▶ TO DO:
Repeat everything in the material exactly.

▶ DATA SHOWN:
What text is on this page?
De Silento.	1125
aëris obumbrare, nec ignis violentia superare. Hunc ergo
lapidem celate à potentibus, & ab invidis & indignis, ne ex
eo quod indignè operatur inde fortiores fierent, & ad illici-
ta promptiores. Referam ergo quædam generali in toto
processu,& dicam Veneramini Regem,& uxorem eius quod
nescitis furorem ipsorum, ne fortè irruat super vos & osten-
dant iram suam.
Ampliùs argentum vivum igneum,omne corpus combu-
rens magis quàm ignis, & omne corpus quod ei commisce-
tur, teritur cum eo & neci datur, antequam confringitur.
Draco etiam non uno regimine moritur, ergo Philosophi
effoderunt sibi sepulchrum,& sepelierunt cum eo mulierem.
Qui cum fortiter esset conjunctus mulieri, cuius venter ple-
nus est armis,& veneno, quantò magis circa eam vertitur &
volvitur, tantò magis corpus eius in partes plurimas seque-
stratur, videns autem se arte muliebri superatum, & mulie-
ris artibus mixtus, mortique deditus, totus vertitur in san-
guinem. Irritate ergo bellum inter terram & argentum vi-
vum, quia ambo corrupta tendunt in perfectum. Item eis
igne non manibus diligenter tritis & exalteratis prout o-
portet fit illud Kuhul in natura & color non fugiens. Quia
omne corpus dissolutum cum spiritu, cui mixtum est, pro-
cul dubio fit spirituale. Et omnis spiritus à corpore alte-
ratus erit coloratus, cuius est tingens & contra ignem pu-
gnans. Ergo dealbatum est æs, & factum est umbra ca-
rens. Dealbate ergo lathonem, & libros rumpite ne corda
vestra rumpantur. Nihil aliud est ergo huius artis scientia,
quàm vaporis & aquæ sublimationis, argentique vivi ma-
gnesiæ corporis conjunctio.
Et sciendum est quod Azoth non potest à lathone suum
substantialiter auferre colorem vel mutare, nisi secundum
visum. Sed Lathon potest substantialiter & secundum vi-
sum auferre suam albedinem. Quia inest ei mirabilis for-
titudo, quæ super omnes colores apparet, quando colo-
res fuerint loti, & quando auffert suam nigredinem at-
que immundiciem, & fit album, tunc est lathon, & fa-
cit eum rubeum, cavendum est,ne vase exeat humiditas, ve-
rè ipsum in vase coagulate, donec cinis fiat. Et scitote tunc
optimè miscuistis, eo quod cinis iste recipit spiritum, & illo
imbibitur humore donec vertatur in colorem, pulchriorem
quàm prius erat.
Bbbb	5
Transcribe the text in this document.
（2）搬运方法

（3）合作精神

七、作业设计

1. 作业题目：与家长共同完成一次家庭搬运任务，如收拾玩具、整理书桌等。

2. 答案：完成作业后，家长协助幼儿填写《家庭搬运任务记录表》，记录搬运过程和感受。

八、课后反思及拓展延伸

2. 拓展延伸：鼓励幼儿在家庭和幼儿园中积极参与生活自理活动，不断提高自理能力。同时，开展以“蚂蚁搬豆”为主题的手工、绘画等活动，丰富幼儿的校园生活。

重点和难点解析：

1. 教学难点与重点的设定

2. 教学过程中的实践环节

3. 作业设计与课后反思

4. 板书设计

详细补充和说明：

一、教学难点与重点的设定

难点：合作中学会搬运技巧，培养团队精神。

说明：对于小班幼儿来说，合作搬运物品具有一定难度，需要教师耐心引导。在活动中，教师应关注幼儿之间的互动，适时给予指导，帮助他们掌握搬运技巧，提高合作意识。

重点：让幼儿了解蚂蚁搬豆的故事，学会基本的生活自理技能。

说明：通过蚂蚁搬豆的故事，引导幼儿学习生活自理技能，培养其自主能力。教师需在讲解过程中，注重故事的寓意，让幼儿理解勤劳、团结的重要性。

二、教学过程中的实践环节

▶ EXERCISE OUTPUT:
What text is on this page?
De Silento.	1125
aëris obumbrare, nec ignis violentia superare. Hunc ergo
lapidem celate à potentibus, & ab invidis & indignis, ne ex
eo quod indignè operatur inde fortiores fierent, & ad illici-
ta promptiores. Referam ergo quædam generali in toto
processu,& dicam Veneramini Regem,& uxorem eius quod
nescitis furorem ipsorum, ne fortè irruat super vos & osten-
dant iram suam.
Ampliùs argentum vivum igneum,omne corpus combu-
rens magis quàm ignis, & omne corpus quod ei commisce-
tur, teritur cum eo & neci datur, antequam confringitur.
Draco etiam non uno regimine moritur, ergo Philosophi
effoderunt sibi sepulchrum,& sepelierunt cum eo mulierem.
Qui cum fortiter esset conjunctus mulieri, cuius venter ple-
nus est armis,& veneno, quantò magis circa eam vertitur &
volvitur, tantò magis corpus eius in partes plurimas seque-
stratur, videns autem se arte muliebri superatum, & mulie-
ris artibus mixtus, mortique deditus, totus vertitur in san-
guinem. Irritate ergo bellum inter terram & argentum vi-
vum, quia ambo corrupta tendunt in perfectum. Item eis
igne non manibus diligenter tritis & exalteratis prout o-
portet fit illud Kuhul in natura & color non fugiens. Quia
omne corpus dissolutum cum spiritu, cui mixtum est, pro-
cul dubio fit spirituale. Et omnis spiritus à corpore alte-
ratus erit coloratus, cuius est tingens & contra ignem pu-
gnans. Ergo dealbatum est æs, & factum est umbra ca-
rens. Dealbate ergo lathonem, & libros rumpite ne corda
vestra rumpantur. Nihil aliud est ergo huius artis scientia,
quàm vaporis & aquæ sublimationis, argentique vivi ma-
gnesiæ corporis conjunctio.
Et sciendum est quod Azoth non potest à lathone suum
substantialiter auferre colorem vel mutare, nisi secundum
visum. Sed Lathon potest substantialiter & secundum vi-
sum auferre suam albedinem. Quia inest ei mirabilis for-
titudo, quæ super omnes colores apparet, quando colo-
res fuerint loti, & quando auffert suam nigredinem at-
que immundiciem, & fit album, tunc est lathon, & fa-
cit eum rubeum, cavendum est,ne vase exeat humiditas, ve-
rè ipsum in vase coagulate, donec cinis fiat. Et scitote tunc
optimè miscuistis, eo quod cinis iste recipit spiritum, & illo
imbibitur humore donec vertatur in colorem, pulchriorem
quàm prius erat.
Bbbb	5
Transcribe the text in this document.
（2）搬运方法

（3）合作精神

七、作业设计

1. 作业题目：与家长共同完成一次家庭搬运任务，如收拾玩具、整理书桌等。

2. 答案：完成作业后，家长协助幼儿填写《家庭搬运任务记录表》，记录搬运过程和感受。

八、课后反思及拓展延伸

2. 拓展延伸：鼓励幼儿在家庭和幼儿园中积极参与生活自理活动，不断提高自理能力。同时，开展以“蚂蚁搬豆”为主题的手工、绘画等活动，丰富幼儿的校园生活。

重点和难点解析：

1. 教学难点与重点的设定

2. 教学过程中的实践环节

3. 作业设计与课后反思

4. 板书设计

详细补充和说明：

一、教学难点与重点的设定

难点：合作中学会搬运技巧，培养团队精神。

说明：对于小班幼儿来说，合作搬运物品具有一定难度，需要教师耐心引导。在活动中，教师应关注幼儿之间的互动，适时给予指导，帮助他们掌握搬运技巧，提高合作意识。

重点：让幼儿了解蚂蚁搬豆的故事，学会基本的生活自理技能。

说明：通过蚂蚁搬豆的故事，引导幼儿学习生活自理技能，培养其自主能力。教师需在讲解过程中，注重故事的寓意，让幼儿理解勤劳、团结的重要性。

二、教学过程中的实践环节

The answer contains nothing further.